TASK:
Reproduce the records below in full and word for word, excluding pictures.

SOURCE MATERIAL:
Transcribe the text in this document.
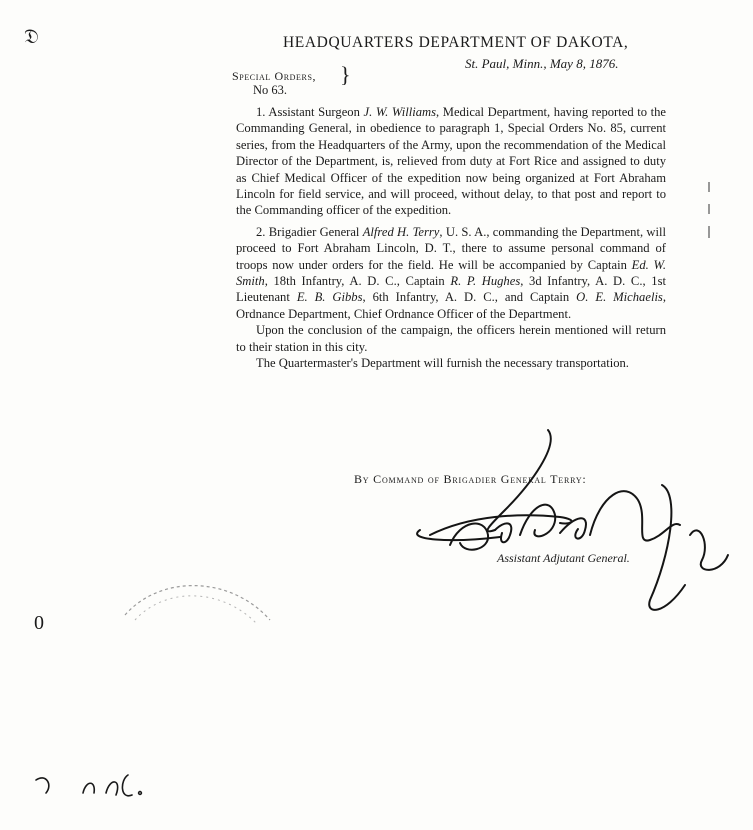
𝔇
0
HEADQUARTERS DEPARTMENT OF DAKOTA,
St. Paul, Minn., May 8, 1876.
Special Orders,
No 63.
}

1. Assistant Surgeon J. W. Williams, Medical Department, having reported to the Commanding General, in obedience to paragraph 1, Special Orders No. 85, current series, from the Headquarters of the Army, upon the recommendation of the Medical Director of the Department, is, relieved from duty at Fort Rice and assigned to duty as Chief Medical Officer of the expedition now being organized at Fort Abraham Lincoln for field service, and will proceed, without delay, to that post and report to the Commanding officer of the expedition.

2. Brigadier General Alfred H. Terry, U. S. A., commanding the Department, will proceed to Fort Abraham Lincoln, D. T., there to assume personal command of troops now under orders for the field. He will be accompanied by Captain Ed. W. Smith, 18th Infantry, A. D. C., Captain R. P. Hughes, 3d Infantry, A. D. C., 1st Lieutenant E. B. Gibbs, 6th Infantry, A. D. C., and Captain O. E. Michaelis, Ordnance Department, Chief Ordnance Officer of the Department.

Upon the conclusion of the campaign, the officers herein mentioned will return to their station in this city.

The Quartermaster's Department will furnish the necessary transportation.

By Command of Brigadier General Terry:
Assistant Adjutant General.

WORKED ANSWER:
Transcribe the text in this document.
𝔇
0
HEADQUARTERS DEPARTMENT OF DAKOTA,
St. Paul, Minn., May 8, 1876.
Special Orders,
No 63.
}

1. Assistant Surgeon J. W. Williams, Medical Department, having reported to the Commanding General, in obedience to paragraph 1, Special Orders No. 85, current series, from the Headquarters of the Army, upon the recommendation of the Medical Director of the Department, is, relieved from duty at Fort Rice and assigned to duty as Chief Medical Officer of the expedition now being organized at Fort Abraham Lincoln for field service, and will proceed, without delay, to that post and report to the Commanding officer of the expedition.

2. Brigadier General Alfred H. Terry, U. S. A., commanding the Department, will proceed to Fort Abraham Lincoln, D. T., there to assume personal command of troops now under orders for the field. He will be accompanied by Captain Ed. W. Smith, 18th Infantry, A. D. C., Captain R. P. Hughes, 3d Infantry, A. D. C., 1st Lieutenant E. B. Gibbs, 6th Infantry, A. D. C., and Captain O. E. Michaelis, Ordnance Department, Chief Ordnance Officer of the Department.

Upon the conclusion of the campaign, the officers herein mentioned will return to their station in this city.

The Quartermaster's Department will furnish the necessary transportation.

By Command of Brigadier General Terry:
Assistant Adjutant General.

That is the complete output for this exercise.